## Task description
Return the records exactly as they are.

[Chart and figure data]

** START **

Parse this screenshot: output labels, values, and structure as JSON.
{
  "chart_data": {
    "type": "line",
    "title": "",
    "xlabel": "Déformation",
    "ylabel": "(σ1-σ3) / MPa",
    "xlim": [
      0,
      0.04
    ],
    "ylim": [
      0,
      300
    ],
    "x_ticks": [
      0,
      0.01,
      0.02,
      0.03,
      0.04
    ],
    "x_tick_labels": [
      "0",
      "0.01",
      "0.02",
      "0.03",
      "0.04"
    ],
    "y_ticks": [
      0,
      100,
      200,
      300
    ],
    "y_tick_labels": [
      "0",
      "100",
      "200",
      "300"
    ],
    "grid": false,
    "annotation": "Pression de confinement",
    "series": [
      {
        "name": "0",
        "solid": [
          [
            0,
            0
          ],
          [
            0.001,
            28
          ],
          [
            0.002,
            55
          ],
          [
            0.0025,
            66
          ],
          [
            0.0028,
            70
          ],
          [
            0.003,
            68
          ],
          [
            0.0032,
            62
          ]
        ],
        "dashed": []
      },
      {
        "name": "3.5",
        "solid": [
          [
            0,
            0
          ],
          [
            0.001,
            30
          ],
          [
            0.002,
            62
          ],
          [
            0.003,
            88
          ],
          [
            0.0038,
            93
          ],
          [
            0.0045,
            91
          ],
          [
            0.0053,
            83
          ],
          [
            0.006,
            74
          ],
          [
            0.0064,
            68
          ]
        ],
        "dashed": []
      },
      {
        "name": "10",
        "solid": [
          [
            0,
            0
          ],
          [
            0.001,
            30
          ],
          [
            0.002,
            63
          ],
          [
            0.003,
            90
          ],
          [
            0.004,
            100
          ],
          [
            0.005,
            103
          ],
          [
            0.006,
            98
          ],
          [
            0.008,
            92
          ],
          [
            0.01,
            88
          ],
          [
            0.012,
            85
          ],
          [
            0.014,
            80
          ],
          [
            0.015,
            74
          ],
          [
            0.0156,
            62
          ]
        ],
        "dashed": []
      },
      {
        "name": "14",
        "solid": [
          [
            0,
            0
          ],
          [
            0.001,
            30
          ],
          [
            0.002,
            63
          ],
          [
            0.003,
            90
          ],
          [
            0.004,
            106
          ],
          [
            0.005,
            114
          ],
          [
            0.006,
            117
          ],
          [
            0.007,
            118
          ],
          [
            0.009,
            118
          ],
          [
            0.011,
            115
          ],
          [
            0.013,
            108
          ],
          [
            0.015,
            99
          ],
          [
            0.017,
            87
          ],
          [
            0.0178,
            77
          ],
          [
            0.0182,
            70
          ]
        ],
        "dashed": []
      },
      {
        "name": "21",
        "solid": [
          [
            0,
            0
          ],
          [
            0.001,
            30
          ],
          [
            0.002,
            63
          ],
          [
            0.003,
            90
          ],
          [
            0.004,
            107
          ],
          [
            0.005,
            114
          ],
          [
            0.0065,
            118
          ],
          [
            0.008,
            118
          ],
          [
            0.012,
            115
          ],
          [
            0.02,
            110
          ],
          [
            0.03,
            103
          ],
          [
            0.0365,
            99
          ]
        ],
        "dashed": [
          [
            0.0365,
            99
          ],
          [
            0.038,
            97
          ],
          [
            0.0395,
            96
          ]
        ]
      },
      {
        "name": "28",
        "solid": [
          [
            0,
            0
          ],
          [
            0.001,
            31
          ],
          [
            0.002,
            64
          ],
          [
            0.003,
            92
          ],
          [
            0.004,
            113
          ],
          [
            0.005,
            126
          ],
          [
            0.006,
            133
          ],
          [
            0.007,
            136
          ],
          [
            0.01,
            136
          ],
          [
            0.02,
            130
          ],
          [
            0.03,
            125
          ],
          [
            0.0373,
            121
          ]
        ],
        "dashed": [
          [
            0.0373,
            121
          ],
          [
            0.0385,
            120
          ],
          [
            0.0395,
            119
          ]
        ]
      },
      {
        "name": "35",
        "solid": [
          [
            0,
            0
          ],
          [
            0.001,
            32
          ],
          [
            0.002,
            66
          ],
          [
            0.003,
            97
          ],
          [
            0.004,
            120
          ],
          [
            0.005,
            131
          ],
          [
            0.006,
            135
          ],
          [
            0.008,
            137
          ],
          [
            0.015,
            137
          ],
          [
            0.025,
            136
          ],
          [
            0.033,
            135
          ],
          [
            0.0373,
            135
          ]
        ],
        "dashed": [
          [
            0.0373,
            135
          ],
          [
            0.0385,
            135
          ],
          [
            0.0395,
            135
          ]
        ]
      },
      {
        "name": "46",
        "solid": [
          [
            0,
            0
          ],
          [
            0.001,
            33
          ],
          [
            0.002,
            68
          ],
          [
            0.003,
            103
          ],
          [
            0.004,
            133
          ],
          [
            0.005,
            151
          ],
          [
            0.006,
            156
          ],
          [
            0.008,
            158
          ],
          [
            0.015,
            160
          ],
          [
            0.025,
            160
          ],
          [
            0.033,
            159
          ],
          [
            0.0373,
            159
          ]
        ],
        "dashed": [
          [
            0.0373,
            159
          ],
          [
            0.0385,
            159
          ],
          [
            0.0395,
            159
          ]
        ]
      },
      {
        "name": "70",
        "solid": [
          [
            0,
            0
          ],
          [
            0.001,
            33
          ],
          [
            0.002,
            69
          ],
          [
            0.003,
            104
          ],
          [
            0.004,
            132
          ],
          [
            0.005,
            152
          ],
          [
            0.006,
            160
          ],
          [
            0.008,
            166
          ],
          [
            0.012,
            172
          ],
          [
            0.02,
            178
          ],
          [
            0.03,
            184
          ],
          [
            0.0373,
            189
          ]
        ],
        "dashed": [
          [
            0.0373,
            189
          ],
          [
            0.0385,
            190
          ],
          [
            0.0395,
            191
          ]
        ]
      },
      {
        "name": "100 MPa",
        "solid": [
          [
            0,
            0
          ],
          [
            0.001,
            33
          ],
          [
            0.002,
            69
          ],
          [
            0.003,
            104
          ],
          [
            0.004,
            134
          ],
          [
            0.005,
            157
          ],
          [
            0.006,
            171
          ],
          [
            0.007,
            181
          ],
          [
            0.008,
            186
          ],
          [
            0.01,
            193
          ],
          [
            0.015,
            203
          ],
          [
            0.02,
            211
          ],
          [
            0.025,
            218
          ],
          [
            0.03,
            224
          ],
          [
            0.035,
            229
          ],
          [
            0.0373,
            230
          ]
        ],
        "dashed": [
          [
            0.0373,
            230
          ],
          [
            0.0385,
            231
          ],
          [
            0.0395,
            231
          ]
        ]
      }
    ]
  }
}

** END **

## Task result
Parse this screenshot: output labels, values, and structure as JSON.
{
  "chart_data": {
    "type": "line",
    "title": "",
    "xlabel": "Déformation",
    "ylabel": "(σ1-σ3) / MPa",
    "xlim": [
      0,
      0.04
    ],
    "ylim": [
      0,
      300
    ],
    "x_ticks": [
      0,
      0.01,
      0.02,
      0.03,
      0.04
    ],
    "x_tick_labels": [
      "0",
      "0.01",
      "0.02",
      "0.03",
      "0.04"
    ],
    "y_ticks": [
      0,
      100,
      200,
      300
    ],
    "y_tick_labels": [
      "0",
      "100",
      "200",
      "300"
    ],
    "grid": false,
    "annotation": "Pression de confinement",
    "series": [
      {
        "name": "0",
        "solid": [
          [
            0,
            0
          ],
          [
            0.001,
            28
          ],
          [
            0.002,
            55
          ],
          [
            0.0025,
            66
          ],
          [
            0.0028,
            70
          ],
          [
            0.003,
            68
          ],
          [
            0.0032,
            62
          ]
        ],
        "dashed": []
      },
      {
        "name": "3.5",
        "solid": [
          [
            0,
            0
          ],
          [
            0.001,
            30
          ],
          [
            0.002,
            62
          ],
          [
            0.003,
            88
          ],
          [
            0.0038,
            93
          ],
          [
            0.0045,
            91
          ],
          [
            0.0053,
            83
          ],
          [
            0.006,
            74
          ],
          [
            0.0064,
            68
          ]
        ],
        "dashed": []
      },
      {
        "name": "10",
        "solid": [
          [
            0,
            0
          ],
          [
            0.001,
            30
          ],
          [
            0.002,
            63
          ],
          [
            0.003,
            90
          ],
          [
            0.004,
            100
          ],
          [
            0.005,
            103
          ],
          [
            0.006,
            98
          ],
          [
            0.008,
            92
          ],
          [
            0.01,
            88
          ],
          [
            0.012,
            85
          ],
          [
            0.014,
            80
          ],
          [
            0.015,
            74
          ],
          [
            0.0156,
            62
          ]
        ],
        "dashed": []
      },
      {
        "name": "14",
        "solid": [
          [
            0,
            0
          ],
          [
            0.001,
            30
          ],
          [
            0.002,
            63
          ],
          [
            0.003,
            90
          ],
          [
            0.004,
            106
          ],
          [
            0.005,
            114
          ],
          [
            0.006,
            117
          ],
          [
            0.007,
            118
          ],
          [
            0.009,
            118
          ],
          [
            0.011,
            115
          ],
          [
            0.013,
            108
          ],
          [
            0.015,
            99
          ],
          [
            0.017,
            87
          ],
          [
            0.0178,
            77
          ],
          [
            0.0182,
            70
          ]
        ],
        "dashed": []
      },
      {
        "name": "21",
        "solid": [
          [
            0,
            0
          ],
          [
            0.001,
            30
          ],
          [
            0.002,
            63
          ],
          [
            0.003,
            90
          ],
          [
            0.004,
            107
          ],
          [
            0.005,
            114
          ],
          [
            0.0065,
            118
          ],
          [
            0.008,
            118
          ],
          [
            0.012,
            115
          ],
          [
            0.02,
            110
          ],
          [
            0.03,
            103
          ],
          [
            0.0365,
            99
          ]
        ],
        "dashed": [
          [
            0.0365,
            99
          ],
          [
            0.038,
            97
          ],
          [
            0.0395,
            96
          ]
        ]
      },
      {
        "name": "28",
        "solid": [
          [
            0,
            0
          ],
          [
            0.001,
            31
          ],
          [
            0.002,
            64
          ],
          [
            0.003,
            92
          ],
          [
            0.004,
            113
          ],
          [
            0.005,
            126
          ],
          [
            0.006,
            133
          ],
          [
            0.007,
            136
          ],
          [
            0.01,
            136
          ],
          [
            0.02,
            130
          ],
          [
            0.03,
            125
          ],
          [
            0.0373,
            121
          ]
        ],
        "dashed": [
          [
            0.0373,
            121
          ],
          [
            0.0385,
            120
          ],
          [
            0.0395,
            119
          ]
        ]
      },
      {
        "name": "35",
        "solid": [
          [
            0,
            0
          ],
          [
            0.001,
            32
          ],
          [
            0.002,
            66
          ],
          [
            0.003,
            97
          ],
          [
            0.004,
            120
          ],
          [
            0.005,
            131
          ],
          [
            0.006,
            135
          ],
          [
            0.008,
            137
          ],
          [
            0.015,
            137
          ],
          [
            0.025,
            136
          ],
          [
            0.033,
            135
          ],
          [
            0.0373,
            135
          ]
        ],
        "dashed": [
          [
            0.0373,
            135
          ],
          [
            0.0385,
            135
          ],
          [
            0.0395,
            135
          ]
        ]
      },
      {
        "name": "46",
        "solid": [
          [
            0,
            0
          ],
          [
            0.001,
            33
          ],
          [
            0.002,
            68
          ],
          [
            0.003,
            103
          ],
          [
            0.004,
            133
          ],
          [
            0.005,
            151
          ],
          [
            0.006,
            156
          ],
          [
            0.008,
            158
          ],
          [
            0.015,
            160
          ],
          [
            0.025,
            160
          ],
          [
            0.033,
            159
          ],
          [
            0.0373,
            159
          ]
        ],
        "dashed": [
          [
            0.0373,
            159
          ],
          [
            0.0385,
            159
          ],
          [
            0.0395,
            159
          ]
        ]
      },
      {
        "name": "70",
        "solid": [
          [
            0,
            0
          ],
          [
            0.001,
            33
          ],
          [
            0.002,
            69
          ],
          [
            0.003,
            104
          ],
          [
            0.004,
            132
          ],
          [
            0.005,
            152
          ],
          [
            0.006,
            160
          ],
          [
            0.008,
            166
          ],
          [
            0.012,
            172
          ],
          [
            0.02,
            178
          ],
          [
            0.03,
            184
          ],
          [
            0.0373,
            189
          ]
        ],
        "dashed": [
          [
            0.0373,
            189
          ],
          [
            0.0385,
            190
          ],
          [
            0.0395,
            191
          ]
        ]
      },
      {
        "name": "100 MPa",
        "solid": [
          [
            0,
            0
          ],
          [
            0.001,
            33
          ],
          [
            0.002,
            69
          ],
          [
            0.003,
            104
          ],
          [
            0.004,
            134
          ],
          [
            0.005,
            157
          ],
          [
            0.006,
            171
          ],
          [
            0.007,
            181
          ],
          [
            0.008,
            186
          ],
          [
            0.01,
            193
          ],
          [
            0.015,
            203
          ],
          [
            0.02,
            211
          ],
          [
            0.025,
            218
          ],
          [
            0.03,
            224
          ],
          [
            0.035,
            229
          ],
          [
            0.0373,
            230
          ]
        ],
        "dashed": [
          [
            0.0373,
            230
          ],
          [
            0.0385,
            231
          ],
          [
            0.0395,
            231
          ]
        ]
      }
    ]
  }
}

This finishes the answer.